■ What you have to do ■
Reproduce every line in the listing that contains the word "sein".

■ Extracted material ■

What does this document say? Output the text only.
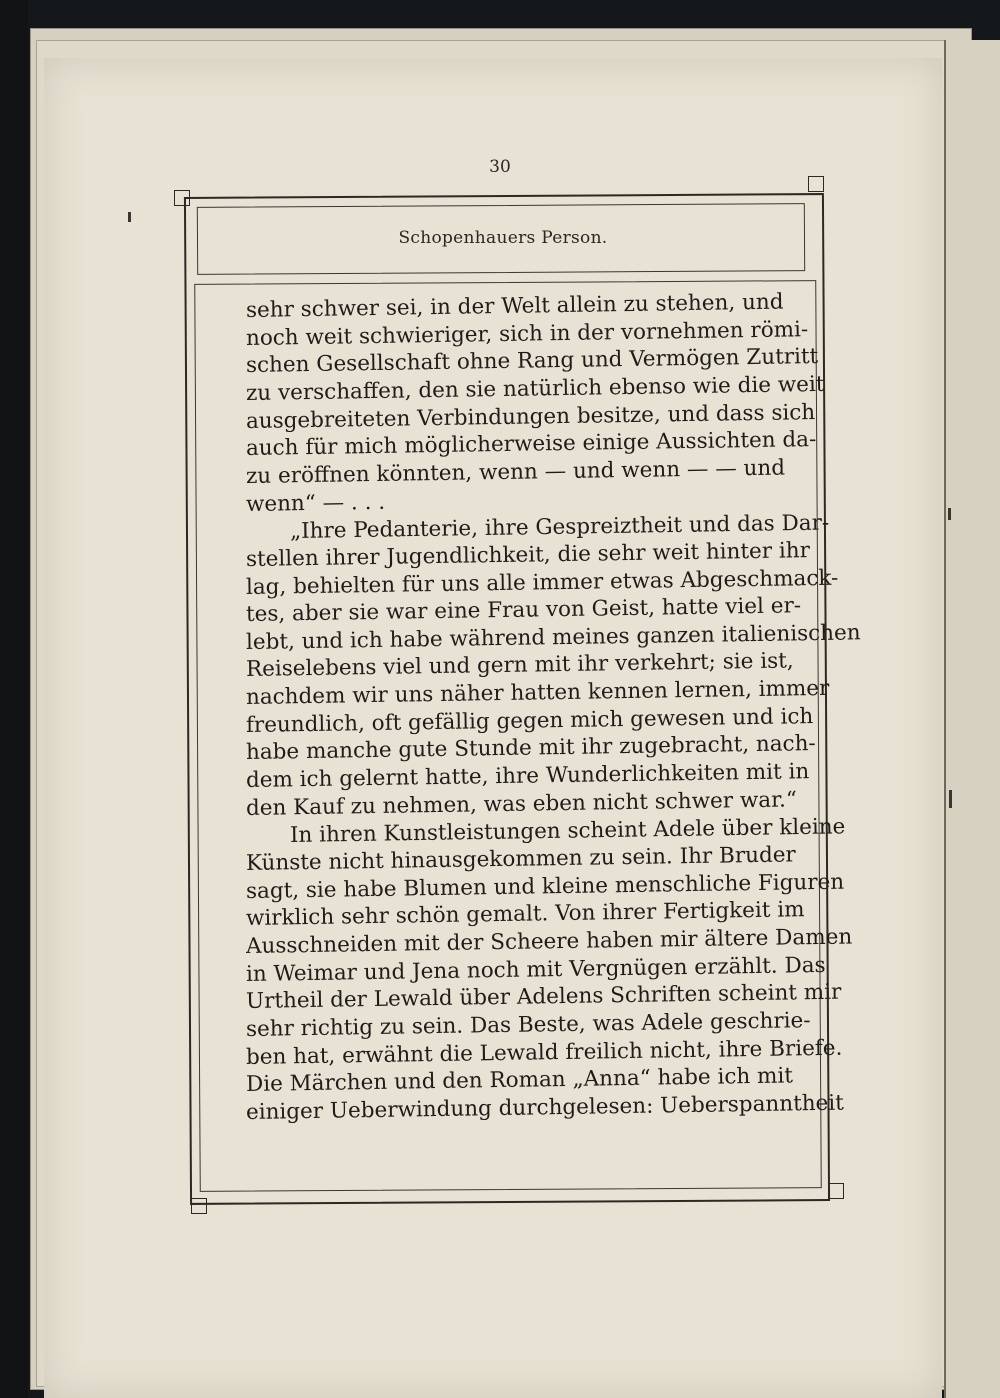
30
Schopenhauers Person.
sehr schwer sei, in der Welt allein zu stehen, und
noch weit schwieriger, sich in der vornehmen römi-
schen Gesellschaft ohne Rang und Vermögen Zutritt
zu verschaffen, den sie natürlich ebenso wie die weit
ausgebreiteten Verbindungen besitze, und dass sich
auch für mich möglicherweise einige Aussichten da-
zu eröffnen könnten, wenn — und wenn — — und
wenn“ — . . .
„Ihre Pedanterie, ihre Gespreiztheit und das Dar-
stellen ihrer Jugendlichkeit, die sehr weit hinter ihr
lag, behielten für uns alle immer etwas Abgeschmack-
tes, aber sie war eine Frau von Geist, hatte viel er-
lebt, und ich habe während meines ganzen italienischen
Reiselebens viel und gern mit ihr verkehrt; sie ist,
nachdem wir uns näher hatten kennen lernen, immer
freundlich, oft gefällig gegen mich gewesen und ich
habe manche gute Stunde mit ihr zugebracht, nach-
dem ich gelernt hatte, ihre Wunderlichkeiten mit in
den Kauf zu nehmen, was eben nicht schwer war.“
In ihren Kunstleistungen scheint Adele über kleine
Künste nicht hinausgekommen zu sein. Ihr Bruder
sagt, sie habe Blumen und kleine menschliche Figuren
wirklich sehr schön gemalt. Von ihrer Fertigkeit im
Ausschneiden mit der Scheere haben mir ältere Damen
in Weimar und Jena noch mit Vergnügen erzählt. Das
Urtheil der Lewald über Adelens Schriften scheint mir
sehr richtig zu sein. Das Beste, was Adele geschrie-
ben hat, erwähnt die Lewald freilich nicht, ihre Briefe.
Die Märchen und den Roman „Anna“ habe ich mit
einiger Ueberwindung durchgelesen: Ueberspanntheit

■ Exercise answer ■
Künste nicht hinausgekommen zu sein. Ihr Bruder
sehr richtig zu sein. Das Beste, was Adele geschrie-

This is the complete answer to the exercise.